Rows:

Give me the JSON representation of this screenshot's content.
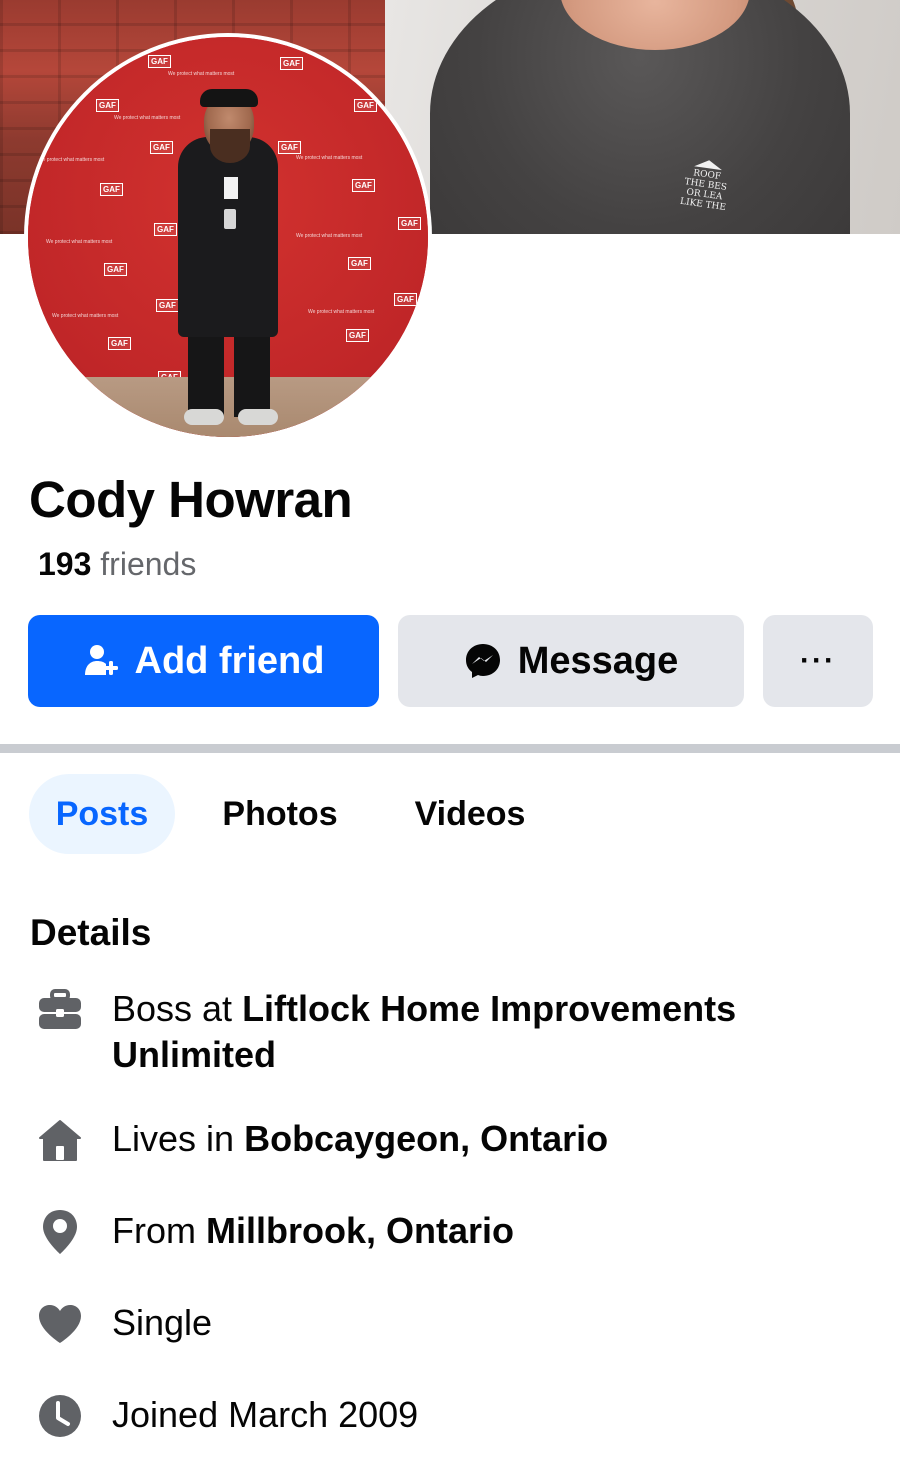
{
  "profile": {
    "name": "Cody Howran",
    "friends_count": "193",
    "friends_label": "friends"
  },
  "cover": {
    "logo_lines": [
      "ROOF",
      "THE BES",
      "OR LEA",
      "LIKE THE"
    ]
  },
  "avatar": {
    "backdrop_logo": "GAF",
    "backdrop_tagline": "We protect what matters most"
  },
  "actions": {
    "add_friend_label": "Add friend",
    "message_label": "Message",
    "more_label": "···",
    "primary_color": "#0866ff",
    "secondary_color": "#e4e6eb"
  },
  "tabs": [
    {
      "label": "Posts",
      "active": true
    },
    {
      "label": "Photos",
      "active": false
    },
    {
      "label": "Videos",
      "active": false
    }
  ],
  "details": {
    "title": "Details",
    "work": {
      "prefix": "Boss at ",
      "value": "Liftlock Home Improvements Unlimited",
      "icon": "briefcase-icon"
    },
    "lives": {
      "prefix": "Lives in ",
      "value": "Bobcaygeon, Ontario",
      "icon": "home-icon"
    },
    "from": {
      "prefix": "From ",
      "value": "Millbrook, Ontario",
      "icon": "location-pin-icon"
    },
    "relationship": {
      "value": "Single",
      "icon": "heart-icon"
    },
    "joined": {
      "value": "Joined March 2009",
      "icon": "clock-icon"
    }
  }
}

Aim: Print each of the records above exactly as written, leaving no picture in the copy.

Response:
Give me the JSON representation of this screenshot's content.
{
  "profile": {
    "name": "Cody Howran",
    "friends_count": "193",
    "friends_label": "friends"
  },
  "cover": {
    "logo_lines": [
      "ROOF",
      "THE BES",
      "OR LEA",
      "LIKE THE"
    ]
  },
  "avatar": {
    "backdrop_logo": "GAF",
    "backdrop_tagline": "We protect what matters most"
  },
  "actions": {
    "add_friend_label": "Add friend",
    "message_label": "Message",
    "more_label": "···",
    "primary_color": "#0866ff",
    "secondary_color": "#e4e6eb"
  },
  "tabs": [
    {
      "label": "Posts",
      "active": true
    },
    {
      "label": "Photos",
      "active": false
    },
    {
      "label": "Videos",
      "active": false
    }
  ],
  "details": {
    "title": "Details",
    "work": {
      "prefix": "Boss at ",
      "value": "Liftlock Home Improvements Unlimited",
      "icon": "briefcase-icon"
    },
    "lives": {
      "prefix": "Lives in ",
      "value": "Bobcaygeon, Ontario",
      "icon": "home-icon"
    },
    "from": {
      "prefix": "From ",
      "value": "Millbrook, Ontario",
      "icon": "location-pin-icon"
    },
    "relationship": {
      "value": "Single",
      "icon": "heart-icon"
    },
    "joined": {
      "value": "Joined March 2009",
      "icon": "clock-icon"
    }
  }
}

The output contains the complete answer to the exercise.